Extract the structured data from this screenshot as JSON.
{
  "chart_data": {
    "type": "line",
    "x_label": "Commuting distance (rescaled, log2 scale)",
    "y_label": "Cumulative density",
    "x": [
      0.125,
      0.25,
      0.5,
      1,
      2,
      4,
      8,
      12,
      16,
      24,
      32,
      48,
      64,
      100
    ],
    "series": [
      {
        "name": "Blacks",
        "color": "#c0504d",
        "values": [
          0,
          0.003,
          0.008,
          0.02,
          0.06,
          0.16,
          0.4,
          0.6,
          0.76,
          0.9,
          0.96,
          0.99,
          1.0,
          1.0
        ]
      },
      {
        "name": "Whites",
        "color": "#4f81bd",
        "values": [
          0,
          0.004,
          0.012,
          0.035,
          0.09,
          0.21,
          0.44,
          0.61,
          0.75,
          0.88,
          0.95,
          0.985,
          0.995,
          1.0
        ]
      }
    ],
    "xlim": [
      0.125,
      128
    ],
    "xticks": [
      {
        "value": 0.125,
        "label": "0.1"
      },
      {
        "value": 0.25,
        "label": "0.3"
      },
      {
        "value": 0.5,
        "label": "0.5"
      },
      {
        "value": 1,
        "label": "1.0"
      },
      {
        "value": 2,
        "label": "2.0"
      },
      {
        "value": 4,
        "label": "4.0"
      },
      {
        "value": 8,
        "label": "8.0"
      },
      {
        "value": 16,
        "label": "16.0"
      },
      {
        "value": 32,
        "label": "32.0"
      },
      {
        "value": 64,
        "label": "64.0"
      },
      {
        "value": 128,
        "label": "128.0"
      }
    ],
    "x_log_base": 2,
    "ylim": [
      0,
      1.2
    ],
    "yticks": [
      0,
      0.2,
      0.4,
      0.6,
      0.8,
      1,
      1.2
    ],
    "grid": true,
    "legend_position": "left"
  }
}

______

WRITTEN TASK
Extract all of the data exactly as written.

OUTPUT BELOW
Extract the structured data from this screenshot as JSON.
{
  "chart_data": {
    "type": "line",
    "x_label": "Commuting distance (rescaled, log2 scale)",
    "y_label": "Cumulative density",
    "x": [
      0.125,
      0.25,
      0.5,
      1,
      2,
      4,
      8,
      12,
      16,
      24,
      32,
      48,
      64,
      100
    ],
    "series": [
      {
        "name": "Blacks",
        "color": "#c0504d",
        "values": [
          0,
          0.003,
          0.008,
          0.02,
          0.06,
          0.16,
          0.4,
          0.6,
          0.76,
          0.9,
          0.96,
          0.99,
          1.0,
          1.0
        ]
      },
      {
        "name": "Whites",
        "color": "#4f81bd",
        "values": [
          0,
          0.004,
          0.012,
          0.035,
          0.09,
          0.21,
          0.44,
          0.61,
          0.75,
          0.88,
          0.95,
          0.985,
          0.995,
          1.0
        ]
      }
    ],
    "xlim": [
      0.125,
      128
    ],
    "xticks": [
      {
        "value": 0.125,
        "label": "0.1"
      },
      {
        "value": 0.25,
        "label": "0.3"
      },
      {
        "value": 0.5,
        "label": "0.5"
      },
      {
        "value": 1,
        "label": "1.0"
      },
      {
        "value": 2,
        "label": "2.0"
      },
      {
        "value": 4,
        "label": "4.0"
      },
      {
        "value": 8,
        "label": "8.0"
      },
      {
        "value": 16,
        "label": "16.0"
      },
      {
        "value": 32,
        "label": "32.0"
      },
      {
        "value": 64,
        "label": "64.0"
      },
      {
        "value": 128,
        "label": "128.0"
      }
    ],
    "x_log_base": 2,
    "ylim": [
      0,
      1.2
    ],
    "yticks": [
      0,
      0.2,
      0.4,
      0.6,
      0.8,
      1,
      1.2
    ],
    "grid": true,
    "legend_position": "left"
  }
}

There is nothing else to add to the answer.